# [Given request]
How many lines of the records hold the string "legend"? Reply with the number alone.

(Dataset entries)
☆ ☆ ☆ ☆ ☆ ☆ ☆
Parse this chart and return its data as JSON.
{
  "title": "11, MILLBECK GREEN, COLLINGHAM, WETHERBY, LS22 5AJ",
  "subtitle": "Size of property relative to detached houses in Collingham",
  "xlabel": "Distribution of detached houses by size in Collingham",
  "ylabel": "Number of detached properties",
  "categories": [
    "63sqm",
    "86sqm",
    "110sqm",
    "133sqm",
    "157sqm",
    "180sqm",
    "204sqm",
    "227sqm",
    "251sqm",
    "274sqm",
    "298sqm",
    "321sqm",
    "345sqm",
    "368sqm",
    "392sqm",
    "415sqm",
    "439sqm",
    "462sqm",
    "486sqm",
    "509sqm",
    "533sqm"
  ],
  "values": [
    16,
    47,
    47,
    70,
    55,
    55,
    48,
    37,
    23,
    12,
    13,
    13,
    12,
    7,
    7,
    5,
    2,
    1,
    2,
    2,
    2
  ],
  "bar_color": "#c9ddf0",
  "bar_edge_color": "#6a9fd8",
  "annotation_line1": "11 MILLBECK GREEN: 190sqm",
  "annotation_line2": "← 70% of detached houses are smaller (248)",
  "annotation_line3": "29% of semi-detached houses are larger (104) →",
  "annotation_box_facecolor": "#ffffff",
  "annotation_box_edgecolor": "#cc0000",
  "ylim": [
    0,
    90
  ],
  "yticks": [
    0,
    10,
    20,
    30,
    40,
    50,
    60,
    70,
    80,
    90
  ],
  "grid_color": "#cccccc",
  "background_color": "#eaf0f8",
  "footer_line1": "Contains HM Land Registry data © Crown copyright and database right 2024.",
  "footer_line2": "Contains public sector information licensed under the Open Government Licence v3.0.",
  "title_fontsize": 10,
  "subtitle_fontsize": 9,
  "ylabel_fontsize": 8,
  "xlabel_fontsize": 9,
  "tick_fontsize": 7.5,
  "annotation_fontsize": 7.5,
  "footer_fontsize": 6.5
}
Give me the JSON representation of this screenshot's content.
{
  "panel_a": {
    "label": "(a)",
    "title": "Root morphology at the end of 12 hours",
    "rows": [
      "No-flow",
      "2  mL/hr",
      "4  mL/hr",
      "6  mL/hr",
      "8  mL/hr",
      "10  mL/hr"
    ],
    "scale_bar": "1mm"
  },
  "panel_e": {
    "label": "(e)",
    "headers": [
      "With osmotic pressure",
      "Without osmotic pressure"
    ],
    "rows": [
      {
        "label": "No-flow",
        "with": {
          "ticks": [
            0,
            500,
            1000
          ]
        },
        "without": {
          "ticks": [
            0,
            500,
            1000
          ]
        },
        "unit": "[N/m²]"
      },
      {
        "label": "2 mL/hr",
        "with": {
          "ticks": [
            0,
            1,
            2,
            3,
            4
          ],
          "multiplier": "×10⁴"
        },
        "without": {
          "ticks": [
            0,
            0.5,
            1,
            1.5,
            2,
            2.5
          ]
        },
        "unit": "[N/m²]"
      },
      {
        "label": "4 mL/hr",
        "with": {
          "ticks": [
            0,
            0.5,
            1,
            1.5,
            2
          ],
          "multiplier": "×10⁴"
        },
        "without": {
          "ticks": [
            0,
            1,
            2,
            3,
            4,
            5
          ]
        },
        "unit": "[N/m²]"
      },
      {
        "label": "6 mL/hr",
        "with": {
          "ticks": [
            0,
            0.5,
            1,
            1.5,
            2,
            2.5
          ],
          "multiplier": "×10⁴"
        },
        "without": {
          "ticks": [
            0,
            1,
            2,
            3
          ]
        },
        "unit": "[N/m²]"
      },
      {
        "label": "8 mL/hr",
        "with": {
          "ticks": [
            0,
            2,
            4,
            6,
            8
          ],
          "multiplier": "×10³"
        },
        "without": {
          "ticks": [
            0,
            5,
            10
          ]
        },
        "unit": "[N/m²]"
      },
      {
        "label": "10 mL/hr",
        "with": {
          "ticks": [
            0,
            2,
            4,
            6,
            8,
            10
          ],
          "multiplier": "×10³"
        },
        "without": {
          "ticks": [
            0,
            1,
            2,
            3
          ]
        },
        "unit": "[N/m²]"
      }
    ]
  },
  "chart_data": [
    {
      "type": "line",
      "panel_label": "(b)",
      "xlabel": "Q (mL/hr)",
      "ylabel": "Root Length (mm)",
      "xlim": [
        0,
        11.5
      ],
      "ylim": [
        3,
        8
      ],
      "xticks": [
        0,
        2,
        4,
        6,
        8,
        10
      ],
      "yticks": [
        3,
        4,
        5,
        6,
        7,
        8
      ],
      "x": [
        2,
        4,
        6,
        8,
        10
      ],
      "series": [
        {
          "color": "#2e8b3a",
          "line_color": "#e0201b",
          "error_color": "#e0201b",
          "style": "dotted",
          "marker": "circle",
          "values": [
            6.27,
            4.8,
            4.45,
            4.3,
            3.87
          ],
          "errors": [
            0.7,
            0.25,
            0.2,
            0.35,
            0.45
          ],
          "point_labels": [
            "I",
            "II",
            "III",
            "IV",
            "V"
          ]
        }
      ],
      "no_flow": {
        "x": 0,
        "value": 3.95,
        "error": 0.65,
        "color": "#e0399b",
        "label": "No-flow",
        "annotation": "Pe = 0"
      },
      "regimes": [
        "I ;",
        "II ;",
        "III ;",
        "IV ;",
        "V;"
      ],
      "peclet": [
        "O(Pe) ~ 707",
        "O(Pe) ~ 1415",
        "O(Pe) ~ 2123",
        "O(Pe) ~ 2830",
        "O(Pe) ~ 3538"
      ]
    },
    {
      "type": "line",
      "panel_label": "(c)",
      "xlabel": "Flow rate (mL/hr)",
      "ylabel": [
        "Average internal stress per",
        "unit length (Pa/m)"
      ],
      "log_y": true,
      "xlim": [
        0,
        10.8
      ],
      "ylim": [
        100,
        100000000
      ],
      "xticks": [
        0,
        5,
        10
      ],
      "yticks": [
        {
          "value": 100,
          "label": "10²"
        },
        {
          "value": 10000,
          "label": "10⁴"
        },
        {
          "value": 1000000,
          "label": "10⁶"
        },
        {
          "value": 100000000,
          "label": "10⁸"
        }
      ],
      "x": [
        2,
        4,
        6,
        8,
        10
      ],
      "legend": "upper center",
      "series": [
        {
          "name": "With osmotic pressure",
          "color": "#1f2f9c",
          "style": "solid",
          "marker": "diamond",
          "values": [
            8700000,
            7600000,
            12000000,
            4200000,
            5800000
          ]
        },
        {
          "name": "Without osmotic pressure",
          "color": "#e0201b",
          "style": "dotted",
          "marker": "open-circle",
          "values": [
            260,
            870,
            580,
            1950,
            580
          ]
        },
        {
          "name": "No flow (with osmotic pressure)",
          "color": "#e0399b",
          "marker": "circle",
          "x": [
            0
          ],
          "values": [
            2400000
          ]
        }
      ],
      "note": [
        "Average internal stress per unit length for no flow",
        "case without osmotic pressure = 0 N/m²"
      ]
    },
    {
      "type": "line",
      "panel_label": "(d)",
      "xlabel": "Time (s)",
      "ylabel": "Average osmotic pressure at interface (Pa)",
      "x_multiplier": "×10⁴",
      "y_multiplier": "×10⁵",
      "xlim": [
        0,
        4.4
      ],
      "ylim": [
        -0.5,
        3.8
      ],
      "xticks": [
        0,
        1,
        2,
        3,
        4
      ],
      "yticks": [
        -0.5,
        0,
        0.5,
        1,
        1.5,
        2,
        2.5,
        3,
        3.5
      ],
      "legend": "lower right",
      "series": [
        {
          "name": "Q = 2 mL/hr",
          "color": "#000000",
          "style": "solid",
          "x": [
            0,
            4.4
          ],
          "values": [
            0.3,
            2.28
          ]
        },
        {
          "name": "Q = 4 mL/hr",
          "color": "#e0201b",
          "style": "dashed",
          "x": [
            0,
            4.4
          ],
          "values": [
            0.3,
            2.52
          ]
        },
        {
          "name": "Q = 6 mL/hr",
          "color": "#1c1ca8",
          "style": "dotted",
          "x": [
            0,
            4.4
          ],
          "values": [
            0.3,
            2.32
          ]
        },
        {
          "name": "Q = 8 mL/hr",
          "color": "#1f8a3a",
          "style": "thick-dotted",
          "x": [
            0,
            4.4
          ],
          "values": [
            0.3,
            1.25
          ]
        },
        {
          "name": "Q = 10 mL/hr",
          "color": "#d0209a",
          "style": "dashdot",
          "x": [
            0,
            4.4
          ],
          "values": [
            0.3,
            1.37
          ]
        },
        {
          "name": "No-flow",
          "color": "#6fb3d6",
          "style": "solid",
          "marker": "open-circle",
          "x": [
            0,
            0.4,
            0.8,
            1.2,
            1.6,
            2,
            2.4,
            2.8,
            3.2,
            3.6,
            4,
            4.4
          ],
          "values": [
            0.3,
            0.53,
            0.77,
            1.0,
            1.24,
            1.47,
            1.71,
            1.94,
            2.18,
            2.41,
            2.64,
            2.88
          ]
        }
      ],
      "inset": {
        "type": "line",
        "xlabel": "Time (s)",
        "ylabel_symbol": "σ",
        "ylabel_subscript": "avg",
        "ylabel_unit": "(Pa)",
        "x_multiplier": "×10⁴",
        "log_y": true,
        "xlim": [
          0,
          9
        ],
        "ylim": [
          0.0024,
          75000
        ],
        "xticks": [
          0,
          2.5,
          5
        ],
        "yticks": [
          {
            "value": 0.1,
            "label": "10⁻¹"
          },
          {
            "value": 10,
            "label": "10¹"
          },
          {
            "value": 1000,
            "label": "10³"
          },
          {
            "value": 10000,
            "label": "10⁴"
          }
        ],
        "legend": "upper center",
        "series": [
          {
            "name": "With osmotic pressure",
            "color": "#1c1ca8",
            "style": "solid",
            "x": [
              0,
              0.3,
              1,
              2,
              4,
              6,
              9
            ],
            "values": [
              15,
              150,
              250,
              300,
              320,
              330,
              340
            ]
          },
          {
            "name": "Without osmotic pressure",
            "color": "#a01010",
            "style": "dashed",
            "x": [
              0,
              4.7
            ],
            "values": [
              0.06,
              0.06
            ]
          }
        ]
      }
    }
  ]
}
☆ ☆ ☆ ☆ ☆ ☆ ☆
# [Response]
3